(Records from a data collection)
-----

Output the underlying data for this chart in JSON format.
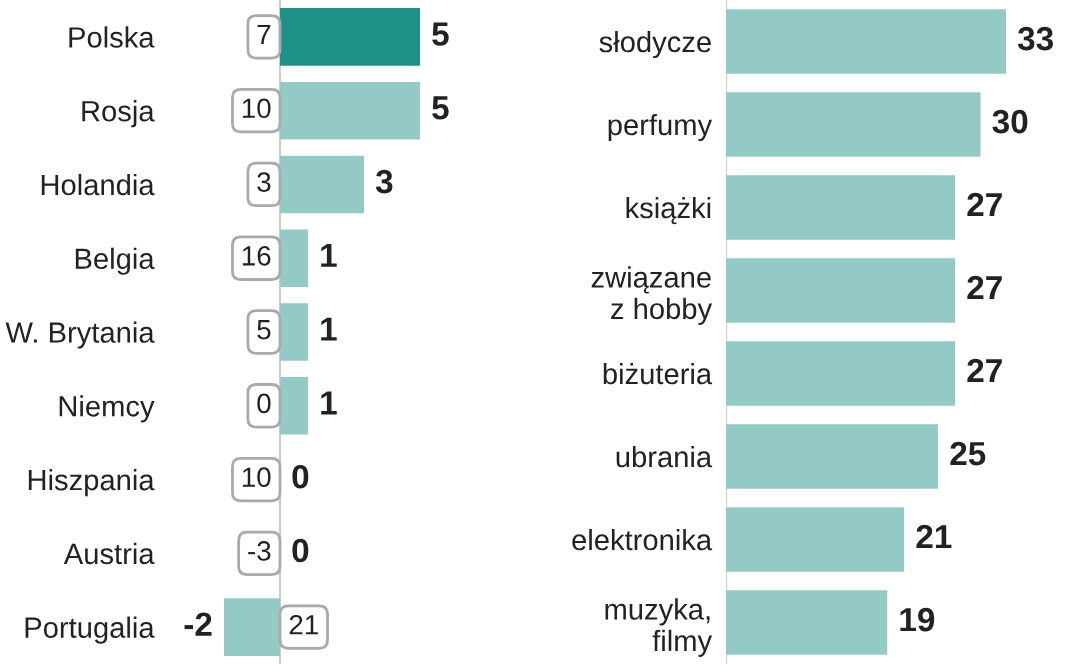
{
  "chart_data": [
    {
      "type": "bar",
      "orientation": "horizontal",
      "data_labels": true,
      "categories": [
        "Polska",
        "Rosja",
        "Holandia",
        "Belgia",
        "W. Brytania",
        "Niemcy",
        "Hiszpania",
        "Austria",
        "Portugalia"
      ],
      "values": [
        5,
        5,
        3,
        1,
        1,
        1,
        0,
        0,
        -2
      ],
      "colors": [
        "#1f9088",
        "#94cac6",
        "#94cac6",
        "#94cac6",
        "#94cac6",
        "#94cac6",
        "#94cac6",
        "#94cac6",
        "#94cac6"
      ],
      "annotations": [
        {
          "text": "7",
          "y": "Polska"
        },
        {
          "text": "10",
          "y": "Rosja"
        },
        {
          "text": "3",
          "y": "Holandia"
        },
        {
          "text": "16",
          "y": "Belgia"
        },
        {
          "text": "5",
          "y": "W. Brytania"
        },
        {
          "text": "0",
          "y": "Niemcy"
        },
        {
          "text": "10",
          "y": "Hiszpania"
        },
        {
          "text": "-3",
          "y": "Austria"
        },
        {
          "text": "21",
          "y": "Portugalia"
        }
      ]
    },
    {
      "type": "bar",
      "orientation": "horizontal",
      "data_labels": true,
      "categories": [
        "słodycze",
        "perfumy",
        "książki",
        "związane\nz hobby",
        "biżuteria",
        "ubrania",
        "elektronika",
        "muzyka,\nfilmy"
      ],
      "values": [
        33,
        30,
        27,
        27,
        27,
        25,
        21,
        19
      ],
      "color": "#94cac6"
    }
  ]
}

-----

- [WRITTEN TASK]
Word for word, quote the full listing, omitting every picture.

- [RESULT]
Output the underlying data for this chart in JSON format.
{
  "chart_data": [
    {
      "type": "bar",
      "orientation": "horizontal",
      "data_labels": true,
      "categories": [
        "Polska",
        "Rosja",
        "Holandia",
        "Belgia",
        "W. Brytania",
        "Niemcy",
        "Hiszpania",
        "Austria",
        "Portugalia"
      ],
      "values": [
        5,
        5,
        3,
        1,
        1,
        1,
        0,
        0,
        -2
      ],
      "colors": [
        "#1f9088",
        "#94cac6",
        "#94cac6",
        "#94cac6",
        "#94cac6",
        "#94cac6",
        "#94cac6",
        "#94cac6",
        "#94cac6"
      ],
      "annotations": [
        {
          "text": "7",
          "y": "Polska"
        },
        {
          "text": "10",
          "y": "Rosja"
        },
        {
          "text": "3",
          "y": "Holandia"
        },
        {
          "text": "16",
          "y": "Belgia"
        },
        {
          "text": "5",
          "y": "W. Brytania"
        },
        {
          "text": "0",
          "y": "Niemcy"
        },
        {
          "text": "10",
          "y": "Hiszpania"
        },
        {
          "text": "-3",
          "y": "Austria"
        },
        {
          "text": "21",
          "y": "Portugalia"
        }
      ]
    },
    {
      "type": "bar",
      "orientation": "horizontal",
      "data_labels": true,
      "categories": [
        "słodycze",
        "perfumy",
        "książki",
        "związane\nz hobby",
        "biżuteria",
        "ubrania",
        "elektronika",
        "muzyka,\nfilmy"
      ],
      "values": [
        33,
        30,
        27,
        27,
        27,
        25,
        21,
        19
      ],
      "color": "#94cac6"
    }
  ]
}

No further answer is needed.